Collection entries:
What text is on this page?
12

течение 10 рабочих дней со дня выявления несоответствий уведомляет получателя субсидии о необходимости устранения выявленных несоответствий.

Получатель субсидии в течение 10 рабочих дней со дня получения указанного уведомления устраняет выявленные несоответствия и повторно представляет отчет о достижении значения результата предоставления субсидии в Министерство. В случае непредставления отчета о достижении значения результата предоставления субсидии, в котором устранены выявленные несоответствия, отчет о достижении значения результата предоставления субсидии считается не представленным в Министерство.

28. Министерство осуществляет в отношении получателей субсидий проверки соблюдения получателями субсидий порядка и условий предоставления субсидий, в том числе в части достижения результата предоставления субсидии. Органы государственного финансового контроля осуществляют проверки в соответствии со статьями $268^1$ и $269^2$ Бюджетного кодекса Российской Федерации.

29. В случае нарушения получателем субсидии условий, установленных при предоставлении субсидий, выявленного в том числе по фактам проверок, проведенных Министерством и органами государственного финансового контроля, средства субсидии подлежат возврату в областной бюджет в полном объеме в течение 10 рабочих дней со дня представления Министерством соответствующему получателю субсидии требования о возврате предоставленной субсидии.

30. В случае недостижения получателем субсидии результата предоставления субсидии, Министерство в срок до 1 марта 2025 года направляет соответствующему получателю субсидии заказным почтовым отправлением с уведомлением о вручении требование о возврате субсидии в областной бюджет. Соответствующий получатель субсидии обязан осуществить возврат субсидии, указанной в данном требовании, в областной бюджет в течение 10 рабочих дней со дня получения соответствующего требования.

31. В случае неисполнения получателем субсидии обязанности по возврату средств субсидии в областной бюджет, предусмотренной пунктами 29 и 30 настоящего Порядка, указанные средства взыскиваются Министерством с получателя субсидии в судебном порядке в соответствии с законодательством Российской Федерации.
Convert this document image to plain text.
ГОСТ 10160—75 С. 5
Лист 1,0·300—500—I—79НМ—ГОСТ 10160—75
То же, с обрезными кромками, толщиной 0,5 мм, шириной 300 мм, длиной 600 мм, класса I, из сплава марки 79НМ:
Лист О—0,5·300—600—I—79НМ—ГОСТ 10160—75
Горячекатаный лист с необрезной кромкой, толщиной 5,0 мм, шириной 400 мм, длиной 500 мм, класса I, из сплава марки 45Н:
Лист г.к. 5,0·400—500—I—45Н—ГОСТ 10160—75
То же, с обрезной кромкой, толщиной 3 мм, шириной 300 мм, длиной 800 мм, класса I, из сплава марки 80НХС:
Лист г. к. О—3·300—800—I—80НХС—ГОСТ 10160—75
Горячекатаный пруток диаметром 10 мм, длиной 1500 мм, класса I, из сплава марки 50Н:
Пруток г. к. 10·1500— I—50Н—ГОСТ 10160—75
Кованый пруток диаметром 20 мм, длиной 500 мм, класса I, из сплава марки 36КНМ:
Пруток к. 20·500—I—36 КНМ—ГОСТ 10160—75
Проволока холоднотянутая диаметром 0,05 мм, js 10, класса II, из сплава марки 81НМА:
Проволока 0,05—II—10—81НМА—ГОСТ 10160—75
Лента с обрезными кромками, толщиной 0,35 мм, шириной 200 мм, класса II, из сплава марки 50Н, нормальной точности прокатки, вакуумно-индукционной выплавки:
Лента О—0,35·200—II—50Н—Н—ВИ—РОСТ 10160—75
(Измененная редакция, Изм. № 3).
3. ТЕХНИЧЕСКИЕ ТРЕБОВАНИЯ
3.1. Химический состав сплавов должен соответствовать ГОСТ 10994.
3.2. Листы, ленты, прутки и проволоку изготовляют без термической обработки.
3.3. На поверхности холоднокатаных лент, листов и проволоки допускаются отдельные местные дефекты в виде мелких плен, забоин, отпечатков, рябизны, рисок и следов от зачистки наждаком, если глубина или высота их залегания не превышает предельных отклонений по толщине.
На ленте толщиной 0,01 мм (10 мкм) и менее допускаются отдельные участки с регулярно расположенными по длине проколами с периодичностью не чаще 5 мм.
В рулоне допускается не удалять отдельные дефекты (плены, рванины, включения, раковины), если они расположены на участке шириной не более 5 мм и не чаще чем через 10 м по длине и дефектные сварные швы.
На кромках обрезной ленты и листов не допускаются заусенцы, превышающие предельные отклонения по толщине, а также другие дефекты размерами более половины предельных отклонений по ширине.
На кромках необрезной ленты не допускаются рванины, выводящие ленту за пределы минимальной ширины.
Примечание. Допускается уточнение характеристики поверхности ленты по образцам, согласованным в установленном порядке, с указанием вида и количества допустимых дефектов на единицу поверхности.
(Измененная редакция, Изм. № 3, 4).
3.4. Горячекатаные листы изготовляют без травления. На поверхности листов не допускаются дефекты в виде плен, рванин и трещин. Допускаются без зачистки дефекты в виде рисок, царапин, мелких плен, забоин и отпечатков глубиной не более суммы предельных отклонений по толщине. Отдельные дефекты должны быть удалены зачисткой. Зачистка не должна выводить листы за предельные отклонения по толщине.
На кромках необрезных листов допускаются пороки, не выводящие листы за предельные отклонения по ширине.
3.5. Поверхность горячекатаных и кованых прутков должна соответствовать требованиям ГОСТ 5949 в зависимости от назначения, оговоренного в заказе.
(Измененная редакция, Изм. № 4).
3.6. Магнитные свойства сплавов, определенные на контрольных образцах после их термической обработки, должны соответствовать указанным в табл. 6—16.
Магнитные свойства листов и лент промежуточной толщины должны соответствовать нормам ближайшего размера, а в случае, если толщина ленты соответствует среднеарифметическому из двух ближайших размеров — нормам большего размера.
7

### TASK INSTRUCTIONS
Reproduce each record shown above without altering a single word.

### ANSWER TO THE TASK
What text is on this page?
12

течение 10 рабочих дней со дня выявления несоответствий уведомляет получателя субсидии о необходимости устранения выявленных несоответствий.

Получатель субсидии в течение 10 рабочих дней со дня получения указанного уведомления устраняет выявленные несоответствия и повторно представляет отчет о достижении значения результата предоставления субсидии в Министерство. В случае непредставления отчета о достижении значения результата предоставления субсидии, в котором устранены выявленные несоответствия, отчет о достижении значения результата предоставления субсидии считается не представленным в Министерство.

28. Министерство осуществляет в отношении получателей субсидий проверки соблюдения получателями субсидий порядка и условий предоставления субсидий, в том числе в части достижения результата предоставления субсидии. Органы государственного финансового контроля осуществляют проверки в соответствии со статьями $268^1$ и $269^2$ Бюджетного кодекса Российской Федерации.

29. В случае нарушения получателем субсидии условий, установленных при предоставлении субсидий, выявленного в том числе по фактам проверок, проведенных Министерством и органами государственного финансового контроля, средства субсидии подлежат возврату в областной бюджет в полном объеме в течение 10 рабочих дней со дня представления Министерством соответствующему получателю субсидии требования о возврате предоставленной субсидии.

30. В случае недостижения получателем субсидии результата предоставления субсидии, Министерство в срок до 1 марта 2025 года направляет соответствующему получателю субсидии заказным почтовым отправлением с уведомлением о вручении требование о возврате субсидии в областной бюджет. Соответствующий получатель субсидии обязан осуществить возврат субсидии, указанной в данном требовании, в областной бюджет в течение 10 рабочих дней со дня получения соответствующего требования.

31. В случае неисполнения получателем субсидии обязанности по возврату средств субсидии в областной бюджет, предусмотренной пунктами 29 и 30 настоящего Порядка, указанные средства взыскиваются Министерством с получателя субсидии в судебном порядке в соответствии с законодательством Российской Федерации.
Convert this document image to plain text.
ГОСТ 10160—75 С. 5
Лист 1,0·300—500—I—79НМ—ГОСТ 10160—75
То же, с обрезными кромками, толщиной 0,5 мм, шириной 300 мм, длиной 600 мм, класса I, из сплава марки 79НМ:
Лист О—0,5·300—600—I—79НМ—ГОСТ 10160—75
Горячекатаный лист с необрезной кромкой, толщиной 5,0 мм, шириной 400 мм, длиной 500 мм, класса I, из сплава марки 45Н:
Лист г.к. 5,0·400—500—I—45Н—ГОСТ 10160—75
То же, с обрезной кромкой, толщиной 3 мм, шириной 300 мм, длиной 800 мм, класса I, из сплава марки 80НХС:
Лист г. к. О—3·300—800—I—80НХС—ГОСТ 10160—75
Горячекатаный пруток диаметром 10 мм, длиной 1500 мм, класса I, из сплава марки 50Н:
Пруток г. к. 10·1500— I—50Н—ГОСТ 10160—75
Кованый пруток диаметром 20 мм, длиной 500 мм, класса I, из сплава марки 36КНМ:
Пруток к. 20·500—I—36 КНМ—ГОСТ 10160—75
Проволока холоднотянутая диаметром 0,05 мм, js 10, класса II, из сплава марки 81НМА:
Проволока 0,05—II—10—81НМА—ГОСТ 10160—75
Лента с обрезными кромками, толщиной 0,35 мм, шириной 200 мм, класса II, из сплава марки 50Н, нормальной точности прокатки, вакуумно-индукционной выплавки:
Лента О—0,35·200—II—50Н—Н—ВИ—РОСТ 10160—75
(Измененная редакция, Изм. № 3).
3. ТЕХНИЧЕСКИЕ ТРЕБОВАНИЯ
3.1. Химический состав сплавов должен соответствовать ГОСТ 10994.
3.2. Листы, ленты, прутки и проволоку изготовляют без термической обработки.
3.3. На поверхности холоднокатаных лент, листов и проволоки допускаются отдельные местные дефекты в виде мелких плен, забоин, отпечатков, рябизны, рисок и следов от зачистки наждаком, если глубина или высота их залегания не превышает предельных отклонений по толщине.
На ленте толщиной 0,01 мм (10 мкм) и менее допускаются отдельные участки с регулярно расположенными по длине проколами с периодичностью не чаще 5 мм.
В рулоне допускается не удалять отдельные дефекты (плены, рванины, включения, раковины), если они расположены на участке шириной не более 5 мм и не чаще чем через 10 м по длине и дефектные сварные швы.
На кромках обрезной ленты и листов не допускаются заусенцы, превышающие предельные отклонения по толщине, а также другие дефекты размерами более половины предельных отклонений по ширине.
На кромках необрезной ленты не допускаются рванины, выводящие ленту за пределы минимальной ширины.
Примечание. Допускается уточнение характеристики поверхности ленты по образцам, согласованным в установленном порядке, с указанием вида и количества допустимых дефектов на единицу поверхности.
(Измененная редакция, Изм. № 3, 4).
3.4. Горячекатаные листы изготовляют без травления. На поверхности листов не допускаются дефекты в виде плен, рванин и трещин. Допускаются без зачистки дефекты в виде рисок, царапин, мелких плен, забоин и отпечатков глубиной не более суммы предельных отклонений по толщине. Отдельные дефекты должны быть удалены зачисткой. Зачистка не должна выводить листы за предельные отклонения по толщине.
На кромках необрезных листов допускаются пороки, не выводящие листы за предельные отклонения по ширине.
3.5. Поверхность горячекатаных и кованых прутков должна соответствовать требованиям ГОСТ 5949 в зависимости от назначения, оговоренного в заказе.
(Измененная редакция, Изм. № 4).
3.6. Магнитные свойства сплавов, определенные на контрольных образцах после их термической обработки, должны соответствовать указанным в табл. 6—16.
Магнитные свойства листов и лент промежуточной толщины должны соответствовать нормам ближайшего размера, а в случае, если толщина ленты соответствует среднеарифметическому из двух ближайших размеров — нормам большего размера.
7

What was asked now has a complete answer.